Leave every picture out and write out the records below exactly.
═════ MATERIAL FOR THIS TASK ═════
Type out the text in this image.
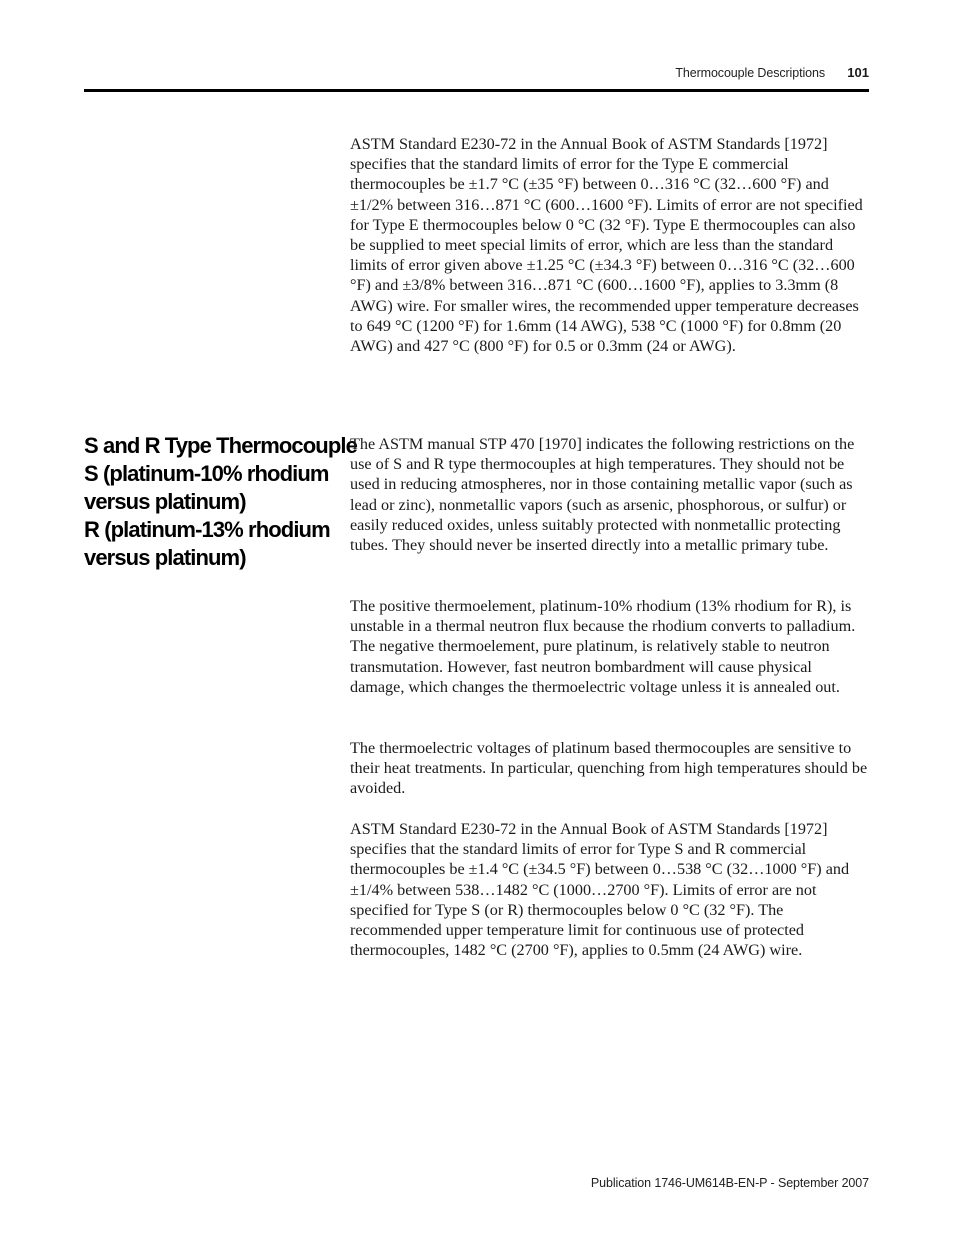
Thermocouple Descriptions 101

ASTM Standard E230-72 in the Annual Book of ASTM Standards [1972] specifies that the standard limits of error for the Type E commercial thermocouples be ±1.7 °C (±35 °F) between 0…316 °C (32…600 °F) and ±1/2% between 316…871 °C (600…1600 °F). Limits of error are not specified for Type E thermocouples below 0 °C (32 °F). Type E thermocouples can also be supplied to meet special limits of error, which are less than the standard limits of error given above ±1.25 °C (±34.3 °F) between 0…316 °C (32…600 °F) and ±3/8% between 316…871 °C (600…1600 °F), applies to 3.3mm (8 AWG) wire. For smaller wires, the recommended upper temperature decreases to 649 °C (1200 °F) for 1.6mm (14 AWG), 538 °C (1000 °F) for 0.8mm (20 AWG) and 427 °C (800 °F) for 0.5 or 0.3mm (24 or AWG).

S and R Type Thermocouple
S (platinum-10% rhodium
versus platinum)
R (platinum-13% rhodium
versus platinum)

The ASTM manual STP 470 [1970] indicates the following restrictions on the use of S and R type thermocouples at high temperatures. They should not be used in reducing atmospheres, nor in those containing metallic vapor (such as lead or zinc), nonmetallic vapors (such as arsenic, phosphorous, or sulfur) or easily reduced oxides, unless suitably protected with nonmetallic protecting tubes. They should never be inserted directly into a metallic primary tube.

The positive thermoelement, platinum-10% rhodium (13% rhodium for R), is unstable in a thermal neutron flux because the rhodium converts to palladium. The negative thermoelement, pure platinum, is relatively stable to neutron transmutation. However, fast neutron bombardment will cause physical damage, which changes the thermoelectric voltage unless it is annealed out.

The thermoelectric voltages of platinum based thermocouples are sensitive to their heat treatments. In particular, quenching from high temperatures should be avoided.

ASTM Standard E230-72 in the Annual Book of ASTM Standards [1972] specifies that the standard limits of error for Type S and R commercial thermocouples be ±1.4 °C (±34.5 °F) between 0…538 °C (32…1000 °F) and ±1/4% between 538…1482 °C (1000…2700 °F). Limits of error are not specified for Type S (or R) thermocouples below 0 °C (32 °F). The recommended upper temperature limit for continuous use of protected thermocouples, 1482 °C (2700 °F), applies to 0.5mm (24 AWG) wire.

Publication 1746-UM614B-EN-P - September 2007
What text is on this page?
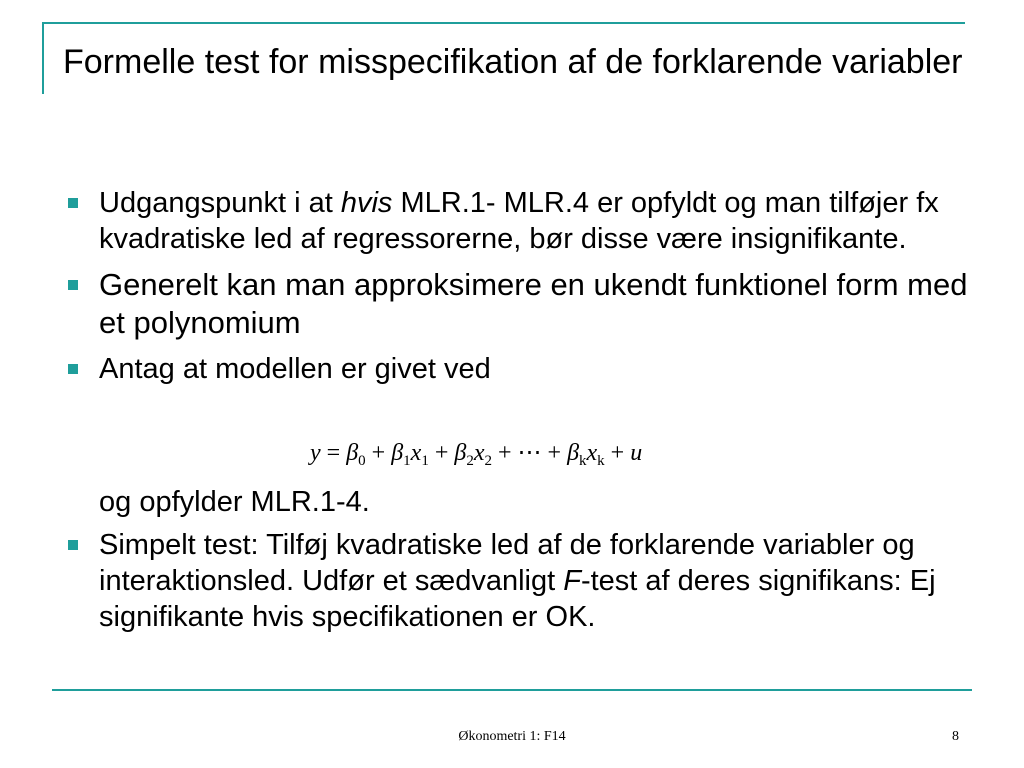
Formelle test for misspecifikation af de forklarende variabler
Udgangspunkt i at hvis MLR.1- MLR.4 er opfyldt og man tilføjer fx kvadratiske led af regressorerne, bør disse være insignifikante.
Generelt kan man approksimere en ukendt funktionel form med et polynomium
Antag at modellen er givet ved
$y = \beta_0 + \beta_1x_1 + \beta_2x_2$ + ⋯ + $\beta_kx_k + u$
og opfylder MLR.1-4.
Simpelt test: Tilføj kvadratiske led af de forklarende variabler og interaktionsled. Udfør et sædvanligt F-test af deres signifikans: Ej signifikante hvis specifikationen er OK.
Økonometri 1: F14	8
═════
### TASK RESPONSE
Type out the text in this image.
Thermocouple Descriptions 101

ASTM Standard E230-72 in the Annual Book of ASTM Standards [1972] specifies that the standard limits of error for the Type E commercial thermocouples be ±1.7 °C (±35 °F) between 0…316 °C (32…600 °F) and ±1/2% between 316…871 °C (600…1600 °F). Limits of error are not specified for Type E thermocouples below 0 °C (32 °F). Type E thermocouples can also be supplied to meet special limits of error, which are less than the standard limits of error given above ±1.25 °C (±34.3 °F) between 0…316 °C (32…600 °F) and ±3/8% between 316…871 °C (600…1600 °F), applies to 3.3mm (8 AWG) wire. For smaller wires, the recommended upper temperature decreases to 649 °C (1200 °F) for 1.6mm (14 AWG), 538 °C (1000 °F) for 0.8mm (20 AWG) and 427 °C (800 °F) for 0.5 or 0.3mm (24 or AWG).

S and R Type Thermocouple
S (platinum-10% rhodium
versus platinum)
R (platinum-13% rhodium
versus platinum)

The ASTM manual STP 470 [1970] indicates the following restrictions on the use of S and R type thermocouples at high temperatures. They should not be used in reducing atmospheres, nor in those containing metallic vapor (such as lead or zinc), nonmetallic vapors (such as arsenic, phosphorous, or sulfur) or easily reduced oxides, unless suitably protected with nonmetallic protecting tubes. They should never be inserted directly into a metallic primary tube.

The positive thermoelement, platinum-10% rhodium (13% rhodium for R), is unstable in a thermal neutron flux because the rhodium converts to palladium. The negative thermoelement, pure platinum, is relatively stable to neutron transmutation. However, fast neutron bombardment will cause physical damage, which changes the thermoelectric voltage unless it is annealed out.

The thermoelectric voltages of platinum based thermocouples are sensitive to their heat treatments. In particular, quenching from high temperatures should be avoided.

ASTM Standard E230-72 in the Annual Book of ASTM Standards [1972] specifies that the standard limits of error for Type S and R commercial thermocouples be ±1.4 °C (±34.5 °F) between 0…538 °C (32…1000 °F) and ±1/4% between 538…1482 °C (1000…2700 °F). Limits of error are not specified for Type S (or R) thermocouples below 0 °C (32 °F). The recommended upper temperature limit for continuous use of protected thermocouples, 1482 °C (2700 °F), applies to 0.5mm (24 AWG) wire.

Publication 1746-UM614B-EN-P - September 2007
What text is on this page?
Formelle test for misspecifikation af de forklarende variabler
Udgangspunkt i at hvis MLR.1- MLR.4 er opfyldt og man tilføjer fx kvadratiske led af regressorerne, bør disse være insignifikante.
Generelt kan man approksimere en ukendt funktionel form med et polynomium
Antag at modellen er givet ved
$y = \beta_0 + \beta_1x_1 + \beta_2x_2$ + ⋯ + $\beta_kx_k + u$
og opfylder MLR.1-4.
Simpelt test: Tilføj kvadratiske led af de forklarende variabler og interaktionsled. Udfør et sædvanligt F-test af deres signifikans: Ej signifikante hvis specifikationen er OK.
Økonometri 1: F14	8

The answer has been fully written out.